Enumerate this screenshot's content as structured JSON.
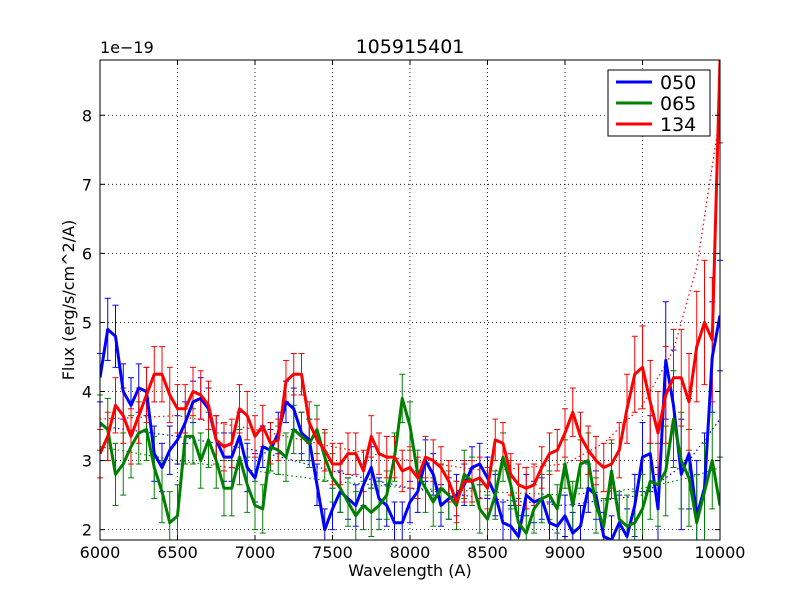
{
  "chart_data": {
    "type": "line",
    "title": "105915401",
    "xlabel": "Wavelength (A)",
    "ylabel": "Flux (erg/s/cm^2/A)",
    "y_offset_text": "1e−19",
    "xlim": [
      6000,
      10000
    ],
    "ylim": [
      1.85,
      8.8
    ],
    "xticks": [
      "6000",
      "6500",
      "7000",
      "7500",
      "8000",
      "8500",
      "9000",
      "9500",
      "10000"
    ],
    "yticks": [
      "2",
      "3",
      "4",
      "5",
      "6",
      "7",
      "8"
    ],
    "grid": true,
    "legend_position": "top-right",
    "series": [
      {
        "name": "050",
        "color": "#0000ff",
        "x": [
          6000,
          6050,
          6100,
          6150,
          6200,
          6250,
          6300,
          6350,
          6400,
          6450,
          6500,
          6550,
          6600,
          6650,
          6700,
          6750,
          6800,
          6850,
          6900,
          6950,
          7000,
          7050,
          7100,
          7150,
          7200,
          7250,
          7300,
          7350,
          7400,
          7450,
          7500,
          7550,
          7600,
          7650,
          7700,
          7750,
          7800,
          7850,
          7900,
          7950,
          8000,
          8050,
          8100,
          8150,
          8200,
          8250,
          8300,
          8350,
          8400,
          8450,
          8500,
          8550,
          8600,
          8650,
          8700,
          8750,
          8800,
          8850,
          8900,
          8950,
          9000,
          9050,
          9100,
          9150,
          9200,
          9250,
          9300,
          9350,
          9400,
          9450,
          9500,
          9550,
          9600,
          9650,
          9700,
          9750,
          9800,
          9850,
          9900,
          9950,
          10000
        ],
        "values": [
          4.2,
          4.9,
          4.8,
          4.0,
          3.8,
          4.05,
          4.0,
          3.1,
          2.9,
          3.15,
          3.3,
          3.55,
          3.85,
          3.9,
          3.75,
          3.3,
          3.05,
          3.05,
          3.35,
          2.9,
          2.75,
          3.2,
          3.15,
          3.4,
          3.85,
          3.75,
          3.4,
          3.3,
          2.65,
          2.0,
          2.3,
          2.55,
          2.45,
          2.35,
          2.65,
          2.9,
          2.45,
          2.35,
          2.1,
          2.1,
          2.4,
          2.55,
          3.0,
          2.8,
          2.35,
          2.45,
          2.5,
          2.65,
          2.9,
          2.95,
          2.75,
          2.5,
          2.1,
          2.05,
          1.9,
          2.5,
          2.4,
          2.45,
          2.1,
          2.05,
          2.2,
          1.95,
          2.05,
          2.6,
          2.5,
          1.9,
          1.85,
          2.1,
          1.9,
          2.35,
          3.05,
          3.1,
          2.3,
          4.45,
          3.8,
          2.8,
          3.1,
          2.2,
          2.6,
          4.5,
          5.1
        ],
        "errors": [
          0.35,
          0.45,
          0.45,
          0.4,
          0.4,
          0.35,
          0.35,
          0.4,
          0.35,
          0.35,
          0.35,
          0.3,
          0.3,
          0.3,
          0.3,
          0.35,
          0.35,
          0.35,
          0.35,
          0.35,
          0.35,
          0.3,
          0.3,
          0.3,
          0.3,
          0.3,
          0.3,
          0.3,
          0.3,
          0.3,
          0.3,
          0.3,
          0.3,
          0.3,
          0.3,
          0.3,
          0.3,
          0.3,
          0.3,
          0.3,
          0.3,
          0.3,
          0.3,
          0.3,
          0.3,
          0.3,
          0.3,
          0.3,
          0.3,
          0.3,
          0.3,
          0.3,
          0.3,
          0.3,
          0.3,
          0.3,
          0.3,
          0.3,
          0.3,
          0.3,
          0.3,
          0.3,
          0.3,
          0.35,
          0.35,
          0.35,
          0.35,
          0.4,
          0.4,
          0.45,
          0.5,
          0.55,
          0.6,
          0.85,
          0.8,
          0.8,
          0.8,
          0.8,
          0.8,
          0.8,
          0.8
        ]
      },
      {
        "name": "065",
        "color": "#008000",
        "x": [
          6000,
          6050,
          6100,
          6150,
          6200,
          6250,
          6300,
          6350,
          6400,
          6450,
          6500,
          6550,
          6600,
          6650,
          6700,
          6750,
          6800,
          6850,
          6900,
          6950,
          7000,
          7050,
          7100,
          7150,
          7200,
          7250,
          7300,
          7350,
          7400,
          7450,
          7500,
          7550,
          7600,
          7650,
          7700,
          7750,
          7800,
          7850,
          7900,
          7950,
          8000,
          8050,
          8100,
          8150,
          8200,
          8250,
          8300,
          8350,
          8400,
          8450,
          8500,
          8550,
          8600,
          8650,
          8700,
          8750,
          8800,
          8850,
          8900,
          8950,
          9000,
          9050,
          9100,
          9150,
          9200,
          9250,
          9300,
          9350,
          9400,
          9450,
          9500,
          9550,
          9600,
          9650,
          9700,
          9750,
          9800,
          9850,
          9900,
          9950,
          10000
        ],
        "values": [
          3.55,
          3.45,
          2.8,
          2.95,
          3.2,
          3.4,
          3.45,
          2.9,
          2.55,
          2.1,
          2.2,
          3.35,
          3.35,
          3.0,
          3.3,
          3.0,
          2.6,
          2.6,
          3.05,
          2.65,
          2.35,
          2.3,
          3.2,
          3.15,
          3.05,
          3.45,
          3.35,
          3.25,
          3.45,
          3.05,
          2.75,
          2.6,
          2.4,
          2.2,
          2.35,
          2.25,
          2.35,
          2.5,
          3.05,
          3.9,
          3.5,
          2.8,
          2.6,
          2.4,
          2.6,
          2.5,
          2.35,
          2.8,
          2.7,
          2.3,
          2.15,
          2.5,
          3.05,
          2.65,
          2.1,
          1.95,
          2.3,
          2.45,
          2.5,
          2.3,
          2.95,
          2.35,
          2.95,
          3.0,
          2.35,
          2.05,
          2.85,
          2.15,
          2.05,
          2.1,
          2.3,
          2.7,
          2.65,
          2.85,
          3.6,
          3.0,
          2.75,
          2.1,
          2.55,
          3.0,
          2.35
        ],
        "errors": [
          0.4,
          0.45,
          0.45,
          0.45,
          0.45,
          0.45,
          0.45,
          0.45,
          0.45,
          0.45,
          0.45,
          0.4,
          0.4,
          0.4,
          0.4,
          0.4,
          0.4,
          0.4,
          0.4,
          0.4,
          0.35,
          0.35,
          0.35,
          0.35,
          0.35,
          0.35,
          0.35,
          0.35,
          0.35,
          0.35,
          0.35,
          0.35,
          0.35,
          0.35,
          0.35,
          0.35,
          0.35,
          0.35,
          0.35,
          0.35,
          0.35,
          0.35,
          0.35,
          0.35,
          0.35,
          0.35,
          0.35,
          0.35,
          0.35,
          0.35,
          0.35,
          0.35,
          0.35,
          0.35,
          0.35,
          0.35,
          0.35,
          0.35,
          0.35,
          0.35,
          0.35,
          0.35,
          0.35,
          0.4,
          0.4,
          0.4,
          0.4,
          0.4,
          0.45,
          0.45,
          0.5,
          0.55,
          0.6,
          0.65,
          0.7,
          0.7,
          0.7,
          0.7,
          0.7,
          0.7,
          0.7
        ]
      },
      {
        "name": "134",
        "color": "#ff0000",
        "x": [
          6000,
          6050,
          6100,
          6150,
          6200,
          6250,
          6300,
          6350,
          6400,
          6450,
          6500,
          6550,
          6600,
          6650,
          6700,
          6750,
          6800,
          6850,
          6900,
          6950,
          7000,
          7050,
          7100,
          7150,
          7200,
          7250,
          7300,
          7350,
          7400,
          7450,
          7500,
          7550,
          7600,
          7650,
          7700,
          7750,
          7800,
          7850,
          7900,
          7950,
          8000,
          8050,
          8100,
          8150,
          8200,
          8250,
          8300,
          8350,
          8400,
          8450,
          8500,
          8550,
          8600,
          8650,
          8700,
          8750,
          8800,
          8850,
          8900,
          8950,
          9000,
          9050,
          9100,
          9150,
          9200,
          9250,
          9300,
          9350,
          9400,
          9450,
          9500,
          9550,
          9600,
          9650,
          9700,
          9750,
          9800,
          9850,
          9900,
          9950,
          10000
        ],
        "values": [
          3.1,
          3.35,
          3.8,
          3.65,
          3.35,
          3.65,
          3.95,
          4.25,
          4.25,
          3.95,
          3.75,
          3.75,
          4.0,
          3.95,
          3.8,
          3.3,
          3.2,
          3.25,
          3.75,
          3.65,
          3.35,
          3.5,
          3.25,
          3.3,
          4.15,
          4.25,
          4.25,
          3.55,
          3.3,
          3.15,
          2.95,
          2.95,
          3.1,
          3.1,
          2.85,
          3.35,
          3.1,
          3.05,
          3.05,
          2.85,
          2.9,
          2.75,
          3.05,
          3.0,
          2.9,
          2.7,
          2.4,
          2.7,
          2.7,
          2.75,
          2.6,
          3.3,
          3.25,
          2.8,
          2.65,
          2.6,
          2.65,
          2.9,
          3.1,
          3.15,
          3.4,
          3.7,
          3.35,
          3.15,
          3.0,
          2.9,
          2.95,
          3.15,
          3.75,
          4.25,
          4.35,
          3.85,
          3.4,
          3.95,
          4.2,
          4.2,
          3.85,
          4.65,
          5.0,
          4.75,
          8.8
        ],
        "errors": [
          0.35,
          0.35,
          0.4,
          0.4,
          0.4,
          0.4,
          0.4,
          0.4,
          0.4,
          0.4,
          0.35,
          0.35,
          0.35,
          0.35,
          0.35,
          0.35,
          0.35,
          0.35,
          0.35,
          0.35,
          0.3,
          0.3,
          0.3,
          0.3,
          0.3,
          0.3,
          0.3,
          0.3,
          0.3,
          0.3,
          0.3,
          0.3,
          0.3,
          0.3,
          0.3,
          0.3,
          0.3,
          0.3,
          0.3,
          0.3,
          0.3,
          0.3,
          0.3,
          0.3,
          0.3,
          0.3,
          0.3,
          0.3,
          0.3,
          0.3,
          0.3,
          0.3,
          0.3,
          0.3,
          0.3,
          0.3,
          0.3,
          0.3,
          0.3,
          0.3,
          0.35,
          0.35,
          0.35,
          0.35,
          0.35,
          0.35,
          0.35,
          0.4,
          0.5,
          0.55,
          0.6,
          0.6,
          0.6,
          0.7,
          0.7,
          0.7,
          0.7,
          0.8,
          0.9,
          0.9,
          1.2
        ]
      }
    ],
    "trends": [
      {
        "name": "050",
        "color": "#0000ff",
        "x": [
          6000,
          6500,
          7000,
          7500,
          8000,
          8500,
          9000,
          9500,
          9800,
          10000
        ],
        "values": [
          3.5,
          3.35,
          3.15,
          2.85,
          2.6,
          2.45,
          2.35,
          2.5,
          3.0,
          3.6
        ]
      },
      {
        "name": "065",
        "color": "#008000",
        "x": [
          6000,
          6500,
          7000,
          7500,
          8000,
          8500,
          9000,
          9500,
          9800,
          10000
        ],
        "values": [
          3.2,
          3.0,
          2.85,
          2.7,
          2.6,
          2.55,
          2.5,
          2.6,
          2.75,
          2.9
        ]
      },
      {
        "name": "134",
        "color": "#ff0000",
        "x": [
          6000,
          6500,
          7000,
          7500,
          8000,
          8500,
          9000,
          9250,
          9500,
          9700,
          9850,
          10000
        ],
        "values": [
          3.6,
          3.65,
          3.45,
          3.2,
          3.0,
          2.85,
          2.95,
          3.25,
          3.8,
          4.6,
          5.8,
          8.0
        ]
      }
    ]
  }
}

---*---

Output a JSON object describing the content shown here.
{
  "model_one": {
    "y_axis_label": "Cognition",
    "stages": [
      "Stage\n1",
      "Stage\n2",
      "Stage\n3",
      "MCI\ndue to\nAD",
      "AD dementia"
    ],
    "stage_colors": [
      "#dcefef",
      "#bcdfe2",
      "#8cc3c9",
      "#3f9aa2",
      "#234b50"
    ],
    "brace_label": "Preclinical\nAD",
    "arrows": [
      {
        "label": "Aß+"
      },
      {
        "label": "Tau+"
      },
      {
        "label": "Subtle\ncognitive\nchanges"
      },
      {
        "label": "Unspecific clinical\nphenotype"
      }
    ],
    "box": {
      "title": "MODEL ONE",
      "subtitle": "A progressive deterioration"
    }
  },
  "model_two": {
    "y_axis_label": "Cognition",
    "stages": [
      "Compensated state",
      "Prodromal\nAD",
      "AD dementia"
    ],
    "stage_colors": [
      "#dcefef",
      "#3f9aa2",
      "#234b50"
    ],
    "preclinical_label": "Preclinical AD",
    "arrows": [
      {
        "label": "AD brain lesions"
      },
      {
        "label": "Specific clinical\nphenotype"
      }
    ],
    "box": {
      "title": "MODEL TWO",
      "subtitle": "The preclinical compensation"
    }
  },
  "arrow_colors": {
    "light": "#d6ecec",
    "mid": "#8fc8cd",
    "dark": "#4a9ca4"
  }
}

---*---

Where a line in the entries holds "subtitle", copy that line.

• _Result for this exercise_
      "subtitle": "A progressive deterioration"
      "subtitle": "The preclinical compensation"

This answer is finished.